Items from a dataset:
::::

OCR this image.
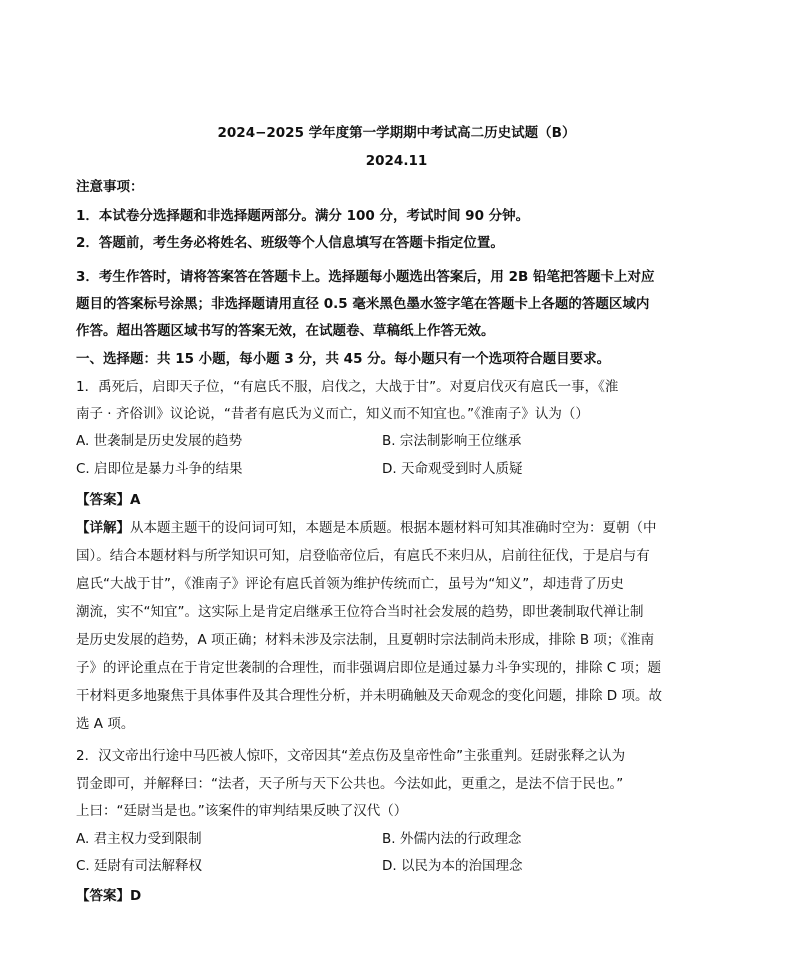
2024−2025 学年度第一学期期中考试高二历史试题（B）
2024.11
注意事项：
1．本试卷分选择题和非选择题两部分。满分 100 分，考试时间 90 分钟。
2．答题前，考生务必将姓名、班级等个人信息填写在答题卡指定位置。
3．考生作答时，请将答案答在答题卡上。选择题每小题选出答案后，用 2B 铅笔把答题卡上对应
题目的答案标号涂黑；非选择题请用直径 0.5 毫米黑色墨水签字笔在答题卡上各题的答题区域内
作答。超出答题区域书写的答案无效，在试题卷、草稿纸上作答无效。
一、选择题：共 15 小题，每小题 3 分，共 45 分。每小题只有一个选项符合题目要求。
1．禹死后，启即天子位，“有扈氏不服，启伐之，大战于甘”。对夏启伐灭有扈氏一事，《淮
南子 · 齐俗训》议论说，“昔者有扈氏为义而亡，知义而不知宜也。”《淮南子》认为（）
A. 世袭制是历史发展的趋势	B. 宗法制影响王位继承
C. 启即位是暴力斗争的结果	D. 天命观受到时人质疑
【答案】A
【详解】从本题主题干的设问词可知，本题是本质题。根据本题材料可知其准确时空为：夏朝（中
国）。结合本题材料与所学知识可知，启登临帝位后，有扈氏不来归从，启前往征伐，于是启与有
扈氏“大战于甘”，《淮南子》评论有扈氏首领为维护传统而亡，虽号为“知义”，却违背了历史
潮流，实不“知宜”。这实际上是肯定启继承王位符合当时社会发展的趋势，即世袭制取代禅让制
是历史发展的趋势，A 项正确；材料未涉及宗法制，且夏朝时宗法制尚未形成，排除 B 项；《淮南
子》的评论重点在于肯定世袭制的合理性，而非强调启即位是通过暴力斗争实现的，排除 C 项；题
干材料更多地聚焦于具体事件及其合理性分析，并未明确触及天命观念的变化问题，排除 D 项。故
选 A 项。
2．汉文帝出行途中马匹被人惊吓，文帝因其“差点伤及皇帝性命”主张重判。廷尉张释之认为
罚金即可，并解释曰：“法者，天子所与天下公共也。今法如此，更重之，是法不信于民也。”
上曰：“廷尉当是也。”该案件的审判结果反映了汉代（）
A. 君主权力受到限制	B. 外儒内法的行政理念
C. 廷尉有司法解释权	D. 以民为本的治国理念
【答案】D
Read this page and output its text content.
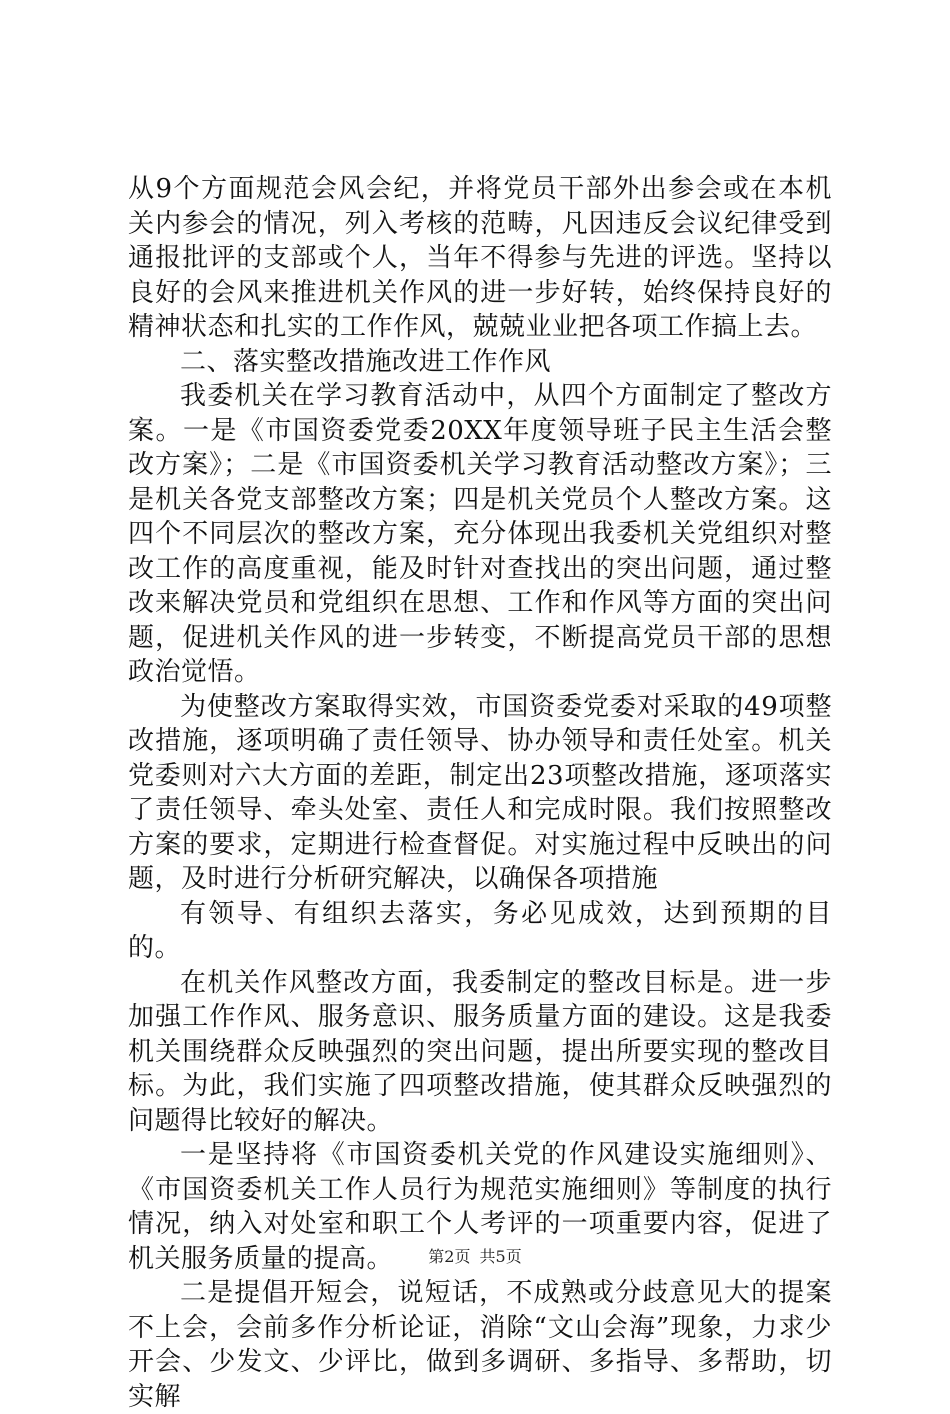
从9个方面规范会风会纪，并将党员干部外出参会或在本机关内参会的情况，列入考核的范畴，凡因违反会议纪律受到通报批评的支部或个人，当年不得参与先进的评选。坚持以良好的会风来推进机关作风的进一步好转，始终保持良好的精神状态和扎实的工作作风，兢兢业业把各项工作搞上去。

二、落实整改措施改进工作作风

我委机关在学习教育活动中，从四个方面制定了整改方案。一是《市国资委党委20XX年度领导班子民主生活会整改方案》；二是《市国资委机关学习教育活动整改方案》；三是机关各党支部整改方案；四是机关党员个人整改方案。这四个不同层次的整改方案，充分体现出我委机关党组织对整改工作的高度重视，能及时针对查找出的突出问题，通过整改来解决党员和党组织在思想、工作和作风等方面的突出问题，促进机关作风的进一步转变，不断提高党员干部的思想政治觉悟。

为使整改方案取得实效，市国资委党委对采取的49项整改措施，逐项明确了责任领导、协办领导和责任处室。机关党委则对六大方面的差距，制定出23项整改措施，逐项落实了责任领导、牵头处室、责任人和完成时限。我们按照整改方案的要求，定期进行检查督促。对实施过程中反映出的问题，及时进行分析研究解决，以确保各项措施

有领导、有组织去落实，务必见成效，达到预期的目的。

在机关作风整改方面，我委制定的整改目标是。进一步加强工作作风、服务意识、服务质量方面的建设。这是我委机关围绕群众反映强烈的突出问题，提出所要实现的整改目标。为此，我们实施了四项整改措施，使其群众反映强烈的问题得比较好的解决。

一是坚持将《市国资委机关党的作风建设实施细则》、《市国资委机关工作人员行为规范实施细则》等制度的执行情况，纳入对处室和职工个人考评的一项重要内容，促进了机关服务质量的提高。

二是提倡开短会，说短话，不成熟或分歧意见大的提案不上会，会前多作分析论证，消除“文山会海”现象，力求少开会、少发文、少评比，做到多调研、多指导、多帮助，切实解

第2页 共5页
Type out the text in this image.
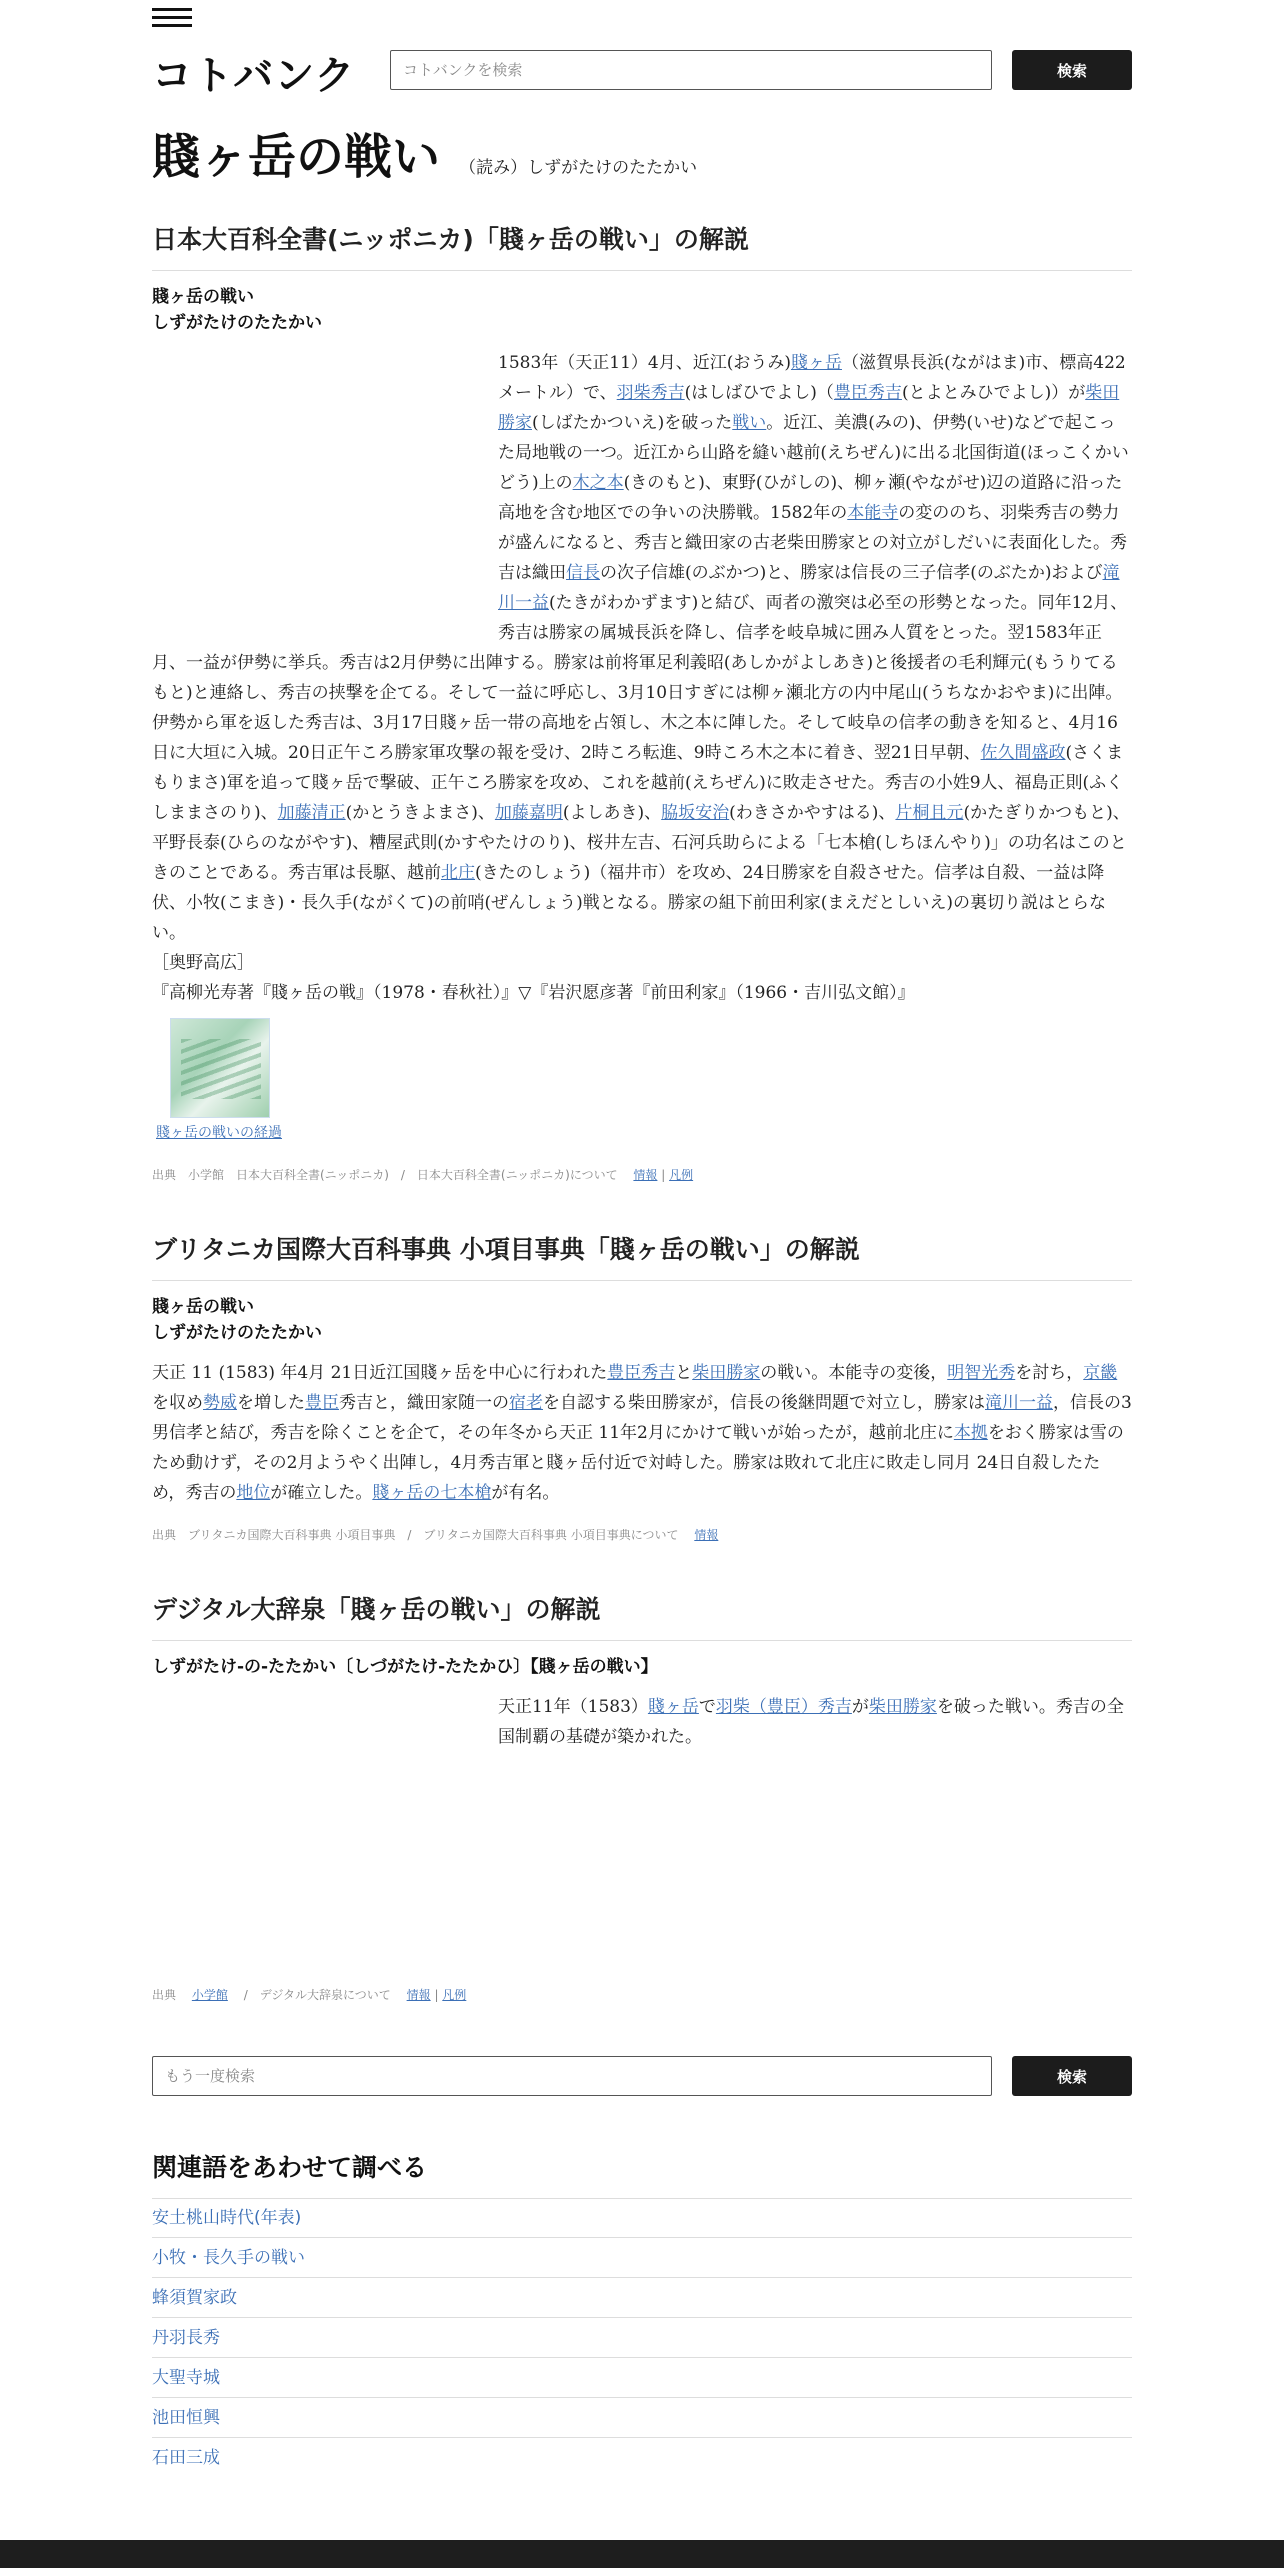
コトバンク
コトバンクを検索	検索
賤ヶ岳の戦い （読み）しずがたけのたたかい
日本大百科全書(ニッポニカ)「賤ヶ岳の戦い」の解説
賤ヶ岳の戦い
しずがたけのたたかい
1583年（天正11）4月、近江(おうみ)賤ヶ岳（滋賀県長浜(ながはま)市、標高422メートル）で、羽柴秀吉(はしばひでよし)（豊臣秀吉(とよとみひでよし)）が柴田勝家(しばたかついえ)を破った戦い。近江、美濃(みの)、伊勢(いせ)などで起こった局地戦の一つ。近江から山路を縫い越前(えちぜん)に出る北国街道(ほっこくかいどう)上の木之本(きのもと)、東野(ひがしの)、柳ヶ瀬(やながせ)辺の道路に沿った高地を含む地区での争いの決勝戦。1582年の本能寺の変ののち、羽柴秀吉の勢力が盛んになると、秀吉と織田家の古老柴田勝家との対立がしだいに表面化した。秀吉は織田信長の次子信雄(のぶかつ)と、勝家は信長の三子信孝(のぶたか)および滝川一益(たきがわかずます)と結び、両者の激突は必至の形勢となった。同年12月、秀吉は勝家の属城長浜を降し、信孝を岐阜城に囲み人質をとった。翌1583年正月、一益が伊勢に挙兵。秀吉は2月伊勢に出陣する。勝家は前将軍足利義昭(あしかがよしあき)と後援者の毛利輝元(もうりてるもと)と連絡し、秀吉の挟撃を企てる。そして一益に呼応し、3月10日すぎには柳ヶ瀬北方の内中尾山(うちなかおやま)に出陣。伊勢から軍を返した秀吉は、3月17日賤ヶ岳一帯の高地を占領し、木之本に陣した。そして岐阜の信孝の動きを知ると、4月16日に大垣に入城。20日正午ころ勝家軍攻撃の報を受け、2時ころ転進、9時ころ木之本に着き、翌21日早朝、佐久間盛政(さくまもりまさ)軍を追って賤ヶ岳で撃破、正午ころ勝家を攻め、これを越前(えちぜん)に敗走させた。秀吉の小姓9人、福島正則(ふくしままさのり)、加藤清正(かとうきよまさ)、加藤嘉明(よしあき)、脇坂安治(わきさかやすはる)、片桐且元(かたぎりかつもと)、平野長泰(ひらのながやす)、糟屋武則(かすやたけのり)、桜井左吉、石河兵助らによる「七本槍(しちほんやり)」の功名はこのときのことである。秀吉軍は長駆、越前北庄(きたのしょう)（福井市）を攻め、24日勝家を自殺させた。信孝は自殺、一益は降伏、小牧(こまき)・長久手(ながくて)の前哨(ぜんしょう)戦となる。勝家の組下前田利家(まえだとしいえ)の裏切り説はとらない。
［奥野高広］
『高柳光寿著『賤ヶ岳の戦』（1978・春秋社）』▽『岩沢愿彦著『前田利家』（1966・吉川弘文館）』
賤ヶ岳の戦いの経過
出典　小学館　日本大百科全書(ニッポニカ)　/　日本大百科全書(ニッポニカ)について　 情報 | 凡例
ブリタニカ国際大百科事典 小項目事典「賤ヶ岳の戦い」の解説
賤ヶ岳の戦い
しずがたけのたたかい
天正 11 (1583) 年4月 21日近江国賤ヶ岳を中心に行われた豊臣秀吉と柴田勝家の戦い。本能寺の変後，明智光秀を討ち，京畿を収め勢威を増した豊臣秀吉と，織田家随一の宿老を自認する柴田勝家が，信長の後継問題で対立し，勝家は滝川一益，信長の3男信孝と結び，秀吉を除くことを企て，その年冬から天正 11年2月にかけて戦いが始ったが，越前北庄に本拠をおく勝家は雪のため動けず，その2月ようやく出陣し，4月秀吉軍と賤ヶ岳付近で対峙した。勝家は敗れて北庄に敗走し同月 24日自殺したため，秀吉の地位が確立した。賤ヶ岳の七本槍が有名。
出典　ブリタニカ国際大百科事典 小項目事典　/　ブリタニカ国際大百科事典 小項目事典について　 情報
デジタル大辞泉「賤ヶ岳の戦い」の解説
しずがたけ‐の‐たたかい〔しづがたけ‐たたかひ〕【賤ヶ岳の戦い】
天正11年（1583）賤ヶ岳で羽柴（豊臣）秀吉が柴田勝家を破った戦い。秀吉の全国制覇の基礎が築かれた。
出典　 小学館　 /　デジタル大辞泉について　 情報 | 凡例
もう一度検索
検索
関連語をあわせて調べる
安土桃山時代(年表)
小牧・長久手の戦い
蜂須賀家政
丹羽長秀
大聖寺城
池田恒興
石田三成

::::

Exercise
Provide the count, and nothing else, of lines in the data above where the word "日本大百科全書" occurs.

Result for this task
2